● Description of the task
Exclude the pictures and return every line exactly as written.

● Extracted data entries
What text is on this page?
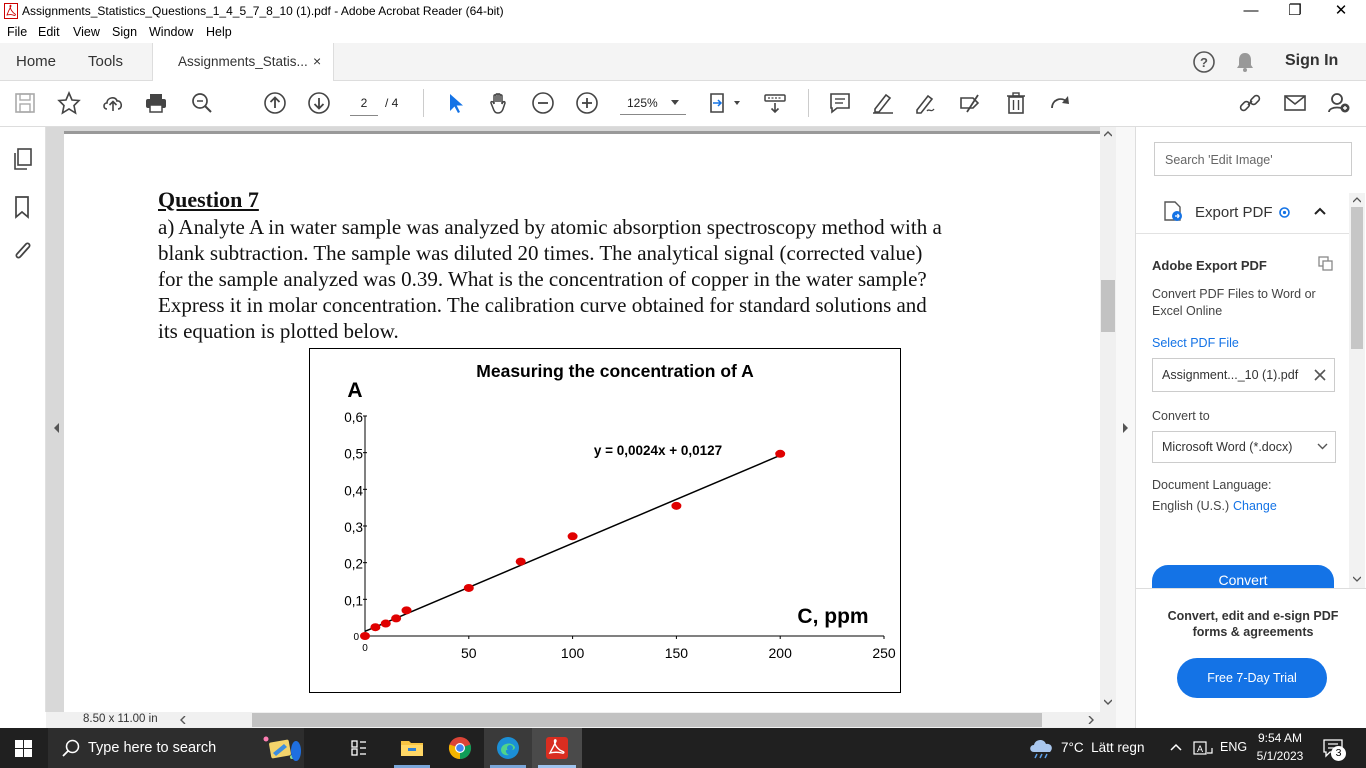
Assignments_Statistics_Questions_1_4_5_7_8_10 (1).pdf - Adobe Acrobat Reader (64-bit)	—	❐	✕
File Edit View Sign Window Help
Home Tools	?	Sign In
Assignments_Statis... ×
2	/ 4	125%
Question 7
a) Analyte A in water sample was analyzed by atomic absorption spectroscopy method with a
blank subtraction. The sample was diluted 20 times. The analytical signal (corrected value)
for the sample analyzed was 0.39. What is the concentration of copper in the water sample?
Express it in molar concentration. The calibration curve obtained for standard solutions and
its equation is plotted below.
Measuring the concentration of A
A
C, ppm
y = 0,0024x + 0,0127
0
0,1
0,2
0,3
0,4
0,5
0,6
0	50	100	150	200	250
8.50 x 11.00 in
Search 'Edit Image'
Export PDF
Adobe Export PDF
Convert PDF Files to Word or Excel Online
Select PDF File
Assignment..._10 (1).pdf
Convert to
Microsoft Word (*.docx)
Document Language:
English (U.S.) Change
Convert
Convert, edit and e-sign PDF forms & agreements
Free 7-Day Trial
Type here to search	7°C  Lätt regn	A ENG
9:54 AM
5/1/2023	3
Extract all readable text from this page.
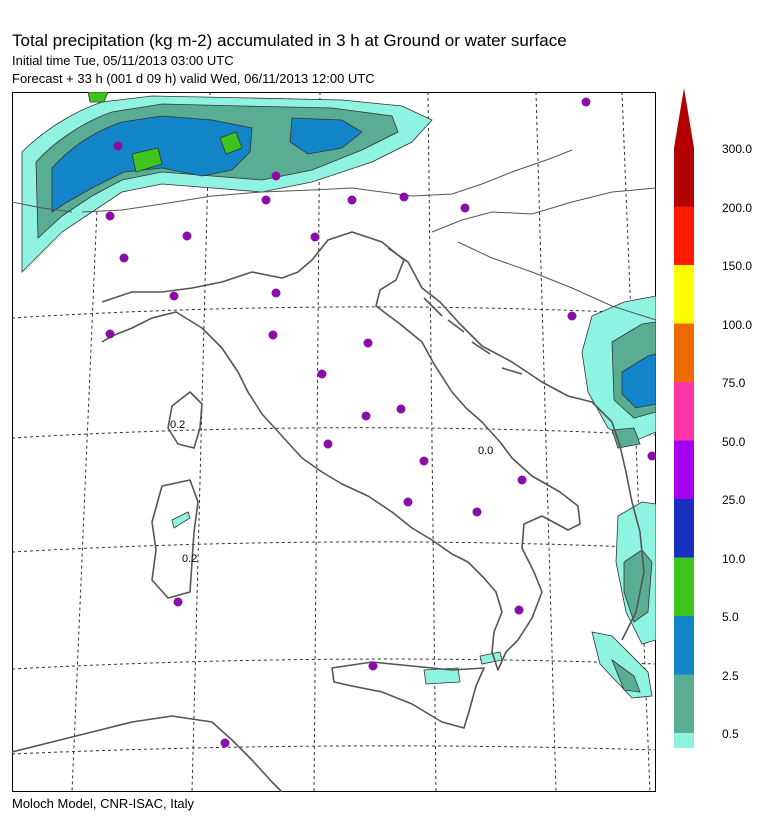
Total precipitation (kg m-2) accumulated in 3 h at Ground or water surface
Initial time Tue, 05/11/2013 03:00 UTC
Forecast + 33 h (001 d 09 h) valid Wed, 06/11/2013 12:00 UTC
0.2
0.0
0.2
300.0
200.0
150.0
100.0
75.0
50.0
25.0
10.0
5.0
2.5
0.5
Moloch Model, CNR-ISAC, Italy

● Result of the exercise
What text is on this page?
Assignments_Statistics_Questions_1_4_5_7_8_10 (1).pdf - Adobe Acrobat Reader (64-bit)	—	❐	✕
File Edit View Sign Window Help
Home Tools	?	Sign In
Assignments_Statis... ×
2	/ 4	125%
Question 7
a) Analyte A in water sample was analyzed by atomic absorption spectroscopy method with a
blank subtraction. The sample was diluted 20 times. The analytical signal (corrected value)
for the sample analyzed was 0.39. What is the concentration of copper in the water sample?
Express it in molar concentration. The calibration curve obtained for standard solutions and
its equation is plotted below.
Measuring the concentration of A
A
C, ppm
y = 0,0024x + 0,0127
0
0,1
0,2
0,3
0,4
0,5
0,6
0	50	100	150	200	250
8.50 x 11.00 in
Search 'Edit Image'
Export PDF
Adobe Export PDF
Convert PDF Files to Word or Excel Online
Select PDF File
Assignment..._10 (1).pdf
Convert to
Microsoft Word (*.docx)
Document Language:
English (U.S.) Change
Convert
Convert, edit and e-sign PDF forms & agreements
Free 7-Day Trial
Type here to search	7°C  Lätt regn	A ENG
9:54 AM
5/1/2023	3
Extract all readable text from this page.
Total precipitation (kg m-2) accumulated in 3 h at Ground or water surface
Initial time Tue, 05/11/2013 03:00 UTC
Forecast + 33 h (001 d 09 h) valid Wed, 06/11/2013 12:00 UTC
0.2
0.0
0.2
300.0
200.0
150.0
100.0
75.0
50.0
25.0
10.0
5.0
2.5
0.5
Moloch Model, CNR-ISAC, Italy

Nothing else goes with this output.